* begin *

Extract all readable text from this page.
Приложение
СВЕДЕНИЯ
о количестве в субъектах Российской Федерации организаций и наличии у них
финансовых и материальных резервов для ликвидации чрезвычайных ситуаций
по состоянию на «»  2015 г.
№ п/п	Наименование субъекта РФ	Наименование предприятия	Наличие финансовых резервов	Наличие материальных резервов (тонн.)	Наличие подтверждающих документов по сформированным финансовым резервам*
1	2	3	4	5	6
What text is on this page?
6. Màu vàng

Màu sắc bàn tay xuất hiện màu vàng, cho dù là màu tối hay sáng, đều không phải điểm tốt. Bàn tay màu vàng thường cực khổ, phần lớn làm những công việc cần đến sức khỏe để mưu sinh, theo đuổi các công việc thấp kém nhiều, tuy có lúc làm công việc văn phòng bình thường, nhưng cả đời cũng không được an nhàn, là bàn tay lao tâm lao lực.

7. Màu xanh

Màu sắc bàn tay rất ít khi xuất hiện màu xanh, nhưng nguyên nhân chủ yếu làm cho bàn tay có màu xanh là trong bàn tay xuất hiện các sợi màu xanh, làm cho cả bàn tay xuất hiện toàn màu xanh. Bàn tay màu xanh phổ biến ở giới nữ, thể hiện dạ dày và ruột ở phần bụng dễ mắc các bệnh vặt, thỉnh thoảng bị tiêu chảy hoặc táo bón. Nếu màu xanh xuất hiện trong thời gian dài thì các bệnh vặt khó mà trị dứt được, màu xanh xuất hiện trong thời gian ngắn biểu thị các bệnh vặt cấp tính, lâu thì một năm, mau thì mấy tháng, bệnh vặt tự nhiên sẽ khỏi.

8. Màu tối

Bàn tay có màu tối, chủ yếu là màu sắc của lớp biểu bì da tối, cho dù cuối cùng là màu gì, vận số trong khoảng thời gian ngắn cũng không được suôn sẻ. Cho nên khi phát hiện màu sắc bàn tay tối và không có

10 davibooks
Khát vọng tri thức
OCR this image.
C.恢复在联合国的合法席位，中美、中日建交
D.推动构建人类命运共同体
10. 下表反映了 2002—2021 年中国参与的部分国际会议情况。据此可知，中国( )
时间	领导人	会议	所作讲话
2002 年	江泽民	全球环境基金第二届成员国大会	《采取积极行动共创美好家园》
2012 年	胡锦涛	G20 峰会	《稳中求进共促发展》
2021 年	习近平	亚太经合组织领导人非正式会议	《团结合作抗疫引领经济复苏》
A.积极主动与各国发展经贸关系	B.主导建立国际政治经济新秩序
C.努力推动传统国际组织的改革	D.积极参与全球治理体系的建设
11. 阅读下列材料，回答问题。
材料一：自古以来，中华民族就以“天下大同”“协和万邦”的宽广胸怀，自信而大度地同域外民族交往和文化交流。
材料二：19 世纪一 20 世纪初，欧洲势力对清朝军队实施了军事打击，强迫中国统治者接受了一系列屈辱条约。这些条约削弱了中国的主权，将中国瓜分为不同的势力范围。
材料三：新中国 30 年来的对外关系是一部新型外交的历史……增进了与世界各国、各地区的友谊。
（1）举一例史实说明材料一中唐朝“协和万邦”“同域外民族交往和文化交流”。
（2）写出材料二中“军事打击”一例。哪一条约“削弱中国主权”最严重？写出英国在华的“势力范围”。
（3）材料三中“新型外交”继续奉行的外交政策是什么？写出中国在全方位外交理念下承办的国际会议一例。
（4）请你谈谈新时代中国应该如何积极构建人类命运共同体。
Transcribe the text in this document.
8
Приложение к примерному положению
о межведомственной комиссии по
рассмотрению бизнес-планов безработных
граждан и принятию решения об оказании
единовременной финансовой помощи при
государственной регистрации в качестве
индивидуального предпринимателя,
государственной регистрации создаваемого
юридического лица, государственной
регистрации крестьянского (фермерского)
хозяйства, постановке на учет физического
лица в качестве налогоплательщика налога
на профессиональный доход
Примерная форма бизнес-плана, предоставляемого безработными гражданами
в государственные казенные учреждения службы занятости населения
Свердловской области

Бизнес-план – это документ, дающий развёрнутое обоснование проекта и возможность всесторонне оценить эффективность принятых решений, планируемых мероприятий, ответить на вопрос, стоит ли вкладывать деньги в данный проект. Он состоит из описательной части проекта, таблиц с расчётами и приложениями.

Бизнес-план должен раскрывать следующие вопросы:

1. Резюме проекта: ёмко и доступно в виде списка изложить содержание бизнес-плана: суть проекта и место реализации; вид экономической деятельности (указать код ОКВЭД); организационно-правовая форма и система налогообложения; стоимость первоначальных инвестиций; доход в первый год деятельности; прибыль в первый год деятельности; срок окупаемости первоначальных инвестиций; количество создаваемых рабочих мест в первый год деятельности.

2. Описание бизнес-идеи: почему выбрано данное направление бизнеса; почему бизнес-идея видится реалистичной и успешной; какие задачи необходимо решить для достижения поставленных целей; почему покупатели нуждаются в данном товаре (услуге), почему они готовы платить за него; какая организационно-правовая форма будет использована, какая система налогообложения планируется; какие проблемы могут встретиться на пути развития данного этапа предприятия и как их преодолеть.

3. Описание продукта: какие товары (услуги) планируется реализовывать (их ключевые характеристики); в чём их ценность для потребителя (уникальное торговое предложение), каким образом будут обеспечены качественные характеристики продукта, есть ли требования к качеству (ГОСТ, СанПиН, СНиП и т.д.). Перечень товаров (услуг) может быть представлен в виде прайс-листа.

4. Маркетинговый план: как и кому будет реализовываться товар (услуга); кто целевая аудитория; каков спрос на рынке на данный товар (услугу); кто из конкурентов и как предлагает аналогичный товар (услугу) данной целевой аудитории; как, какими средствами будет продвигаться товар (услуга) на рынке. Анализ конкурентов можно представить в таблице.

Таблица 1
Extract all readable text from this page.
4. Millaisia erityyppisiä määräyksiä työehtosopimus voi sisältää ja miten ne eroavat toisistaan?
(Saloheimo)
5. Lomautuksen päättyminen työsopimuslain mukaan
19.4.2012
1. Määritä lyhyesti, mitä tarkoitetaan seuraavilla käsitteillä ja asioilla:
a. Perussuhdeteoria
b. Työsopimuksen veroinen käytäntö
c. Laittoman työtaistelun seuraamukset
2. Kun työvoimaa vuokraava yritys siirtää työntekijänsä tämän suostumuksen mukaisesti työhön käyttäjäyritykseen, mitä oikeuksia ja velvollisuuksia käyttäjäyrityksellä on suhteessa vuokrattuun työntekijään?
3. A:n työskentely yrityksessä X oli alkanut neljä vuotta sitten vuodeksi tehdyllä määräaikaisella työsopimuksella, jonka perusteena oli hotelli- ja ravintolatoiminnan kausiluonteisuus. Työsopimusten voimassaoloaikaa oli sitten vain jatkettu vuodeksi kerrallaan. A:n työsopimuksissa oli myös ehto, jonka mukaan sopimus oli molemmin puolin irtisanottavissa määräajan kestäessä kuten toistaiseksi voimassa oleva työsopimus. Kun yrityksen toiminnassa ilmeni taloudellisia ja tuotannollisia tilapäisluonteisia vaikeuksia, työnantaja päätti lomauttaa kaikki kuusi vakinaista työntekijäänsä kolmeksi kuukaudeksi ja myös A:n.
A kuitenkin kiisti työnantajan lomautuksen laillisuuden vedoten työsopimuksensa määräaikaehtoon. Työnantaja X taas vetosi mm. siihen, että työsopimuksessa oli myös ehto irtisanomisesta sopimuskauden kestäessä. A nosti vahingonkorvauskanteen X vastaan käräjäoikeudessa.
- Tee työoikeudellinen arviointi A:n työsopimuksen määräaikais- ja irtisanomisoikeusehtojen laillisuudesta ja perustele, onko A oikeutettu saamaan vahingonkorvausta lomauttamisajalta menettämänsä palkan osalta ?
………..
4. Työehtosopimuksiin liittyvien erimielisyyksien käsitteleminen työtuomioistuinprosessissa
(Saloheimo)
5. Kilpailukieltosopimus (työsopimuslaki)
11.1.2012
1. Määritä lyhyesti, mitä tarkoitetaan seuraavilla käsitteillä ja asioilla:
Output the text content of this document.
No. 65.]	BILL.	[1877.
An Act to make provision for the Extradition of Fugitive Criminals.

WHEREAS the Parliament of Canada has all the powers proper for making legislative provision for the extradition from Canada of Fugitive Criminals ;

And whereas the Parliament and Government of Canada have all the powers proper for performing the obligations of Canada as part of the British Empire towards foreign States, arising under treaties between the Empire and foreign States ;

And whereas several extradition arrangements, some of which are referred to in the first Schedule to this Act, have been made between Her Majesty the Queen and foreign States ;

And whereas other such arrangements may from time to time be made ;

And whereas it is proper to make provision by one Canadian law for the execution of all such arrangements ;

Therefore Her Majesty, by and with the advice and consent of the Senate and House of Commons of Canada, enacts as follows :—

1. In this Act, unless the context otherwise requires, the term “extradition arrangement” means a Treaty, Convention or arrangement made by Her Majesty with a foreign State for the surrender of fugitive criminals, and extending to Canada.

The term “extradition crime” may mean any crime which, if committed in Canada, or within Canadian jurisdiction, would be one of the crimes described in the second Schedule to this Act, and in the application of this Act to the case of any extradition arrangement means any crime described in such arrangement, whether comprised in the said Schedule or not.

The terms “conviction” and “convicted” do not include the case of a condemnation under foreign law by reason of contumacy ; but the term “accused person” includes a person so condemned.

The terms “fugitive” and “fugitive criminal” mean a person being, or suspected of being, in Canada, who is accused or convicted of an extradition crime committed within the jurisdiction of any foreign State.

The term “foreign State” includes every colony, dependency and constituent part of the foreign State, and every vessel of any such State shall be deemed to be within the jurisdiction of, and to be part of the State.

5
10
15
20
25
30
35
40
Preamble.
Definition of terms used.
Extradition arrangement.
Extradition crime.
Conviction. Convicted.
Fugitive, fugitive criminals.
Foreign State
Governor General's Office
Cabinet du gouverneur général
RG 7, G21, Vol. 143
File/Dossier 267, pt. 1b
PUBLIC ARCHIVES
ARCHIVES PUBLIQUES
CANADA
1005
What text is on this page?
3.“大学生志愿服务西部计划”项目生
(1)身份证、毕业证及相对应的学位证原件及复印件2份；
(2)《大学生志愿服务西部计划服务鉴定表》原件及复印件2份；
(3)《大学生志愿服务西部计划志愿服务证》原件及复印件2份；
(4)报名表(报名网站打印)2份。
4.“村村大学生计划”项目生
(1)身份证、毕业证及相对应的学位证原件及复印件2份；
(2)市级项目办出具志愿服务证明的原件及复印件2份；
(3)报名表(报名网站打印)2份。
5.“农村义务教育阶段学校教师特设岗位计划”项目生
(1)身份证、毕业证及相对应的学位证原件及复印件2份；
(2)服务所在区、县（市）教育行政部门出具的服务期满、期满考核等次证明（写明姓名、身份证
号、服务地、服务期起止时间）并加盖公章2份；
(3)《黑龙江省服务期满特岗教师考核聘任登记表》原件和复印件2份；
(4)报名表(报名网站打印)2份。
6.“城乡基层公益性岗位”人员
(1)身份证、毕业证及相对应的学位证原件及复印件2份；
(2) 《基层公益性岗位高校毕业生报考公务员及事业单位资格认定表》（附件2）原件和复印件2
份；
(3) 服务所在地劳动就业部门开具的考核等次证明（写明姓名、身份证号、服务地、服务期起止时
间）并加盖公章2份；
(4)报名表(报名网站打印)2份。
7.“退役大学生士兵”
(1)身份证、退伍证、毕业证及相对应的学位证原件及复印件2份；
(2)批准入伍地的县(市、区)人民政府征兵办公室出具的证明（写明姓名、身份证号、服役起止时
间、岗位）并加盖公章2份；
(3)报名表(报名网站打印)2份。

* end *

§ REQUIREMENT:
Give nothing but the count of lines in the listing above that hold the string "proper".

§ ANSWER:
3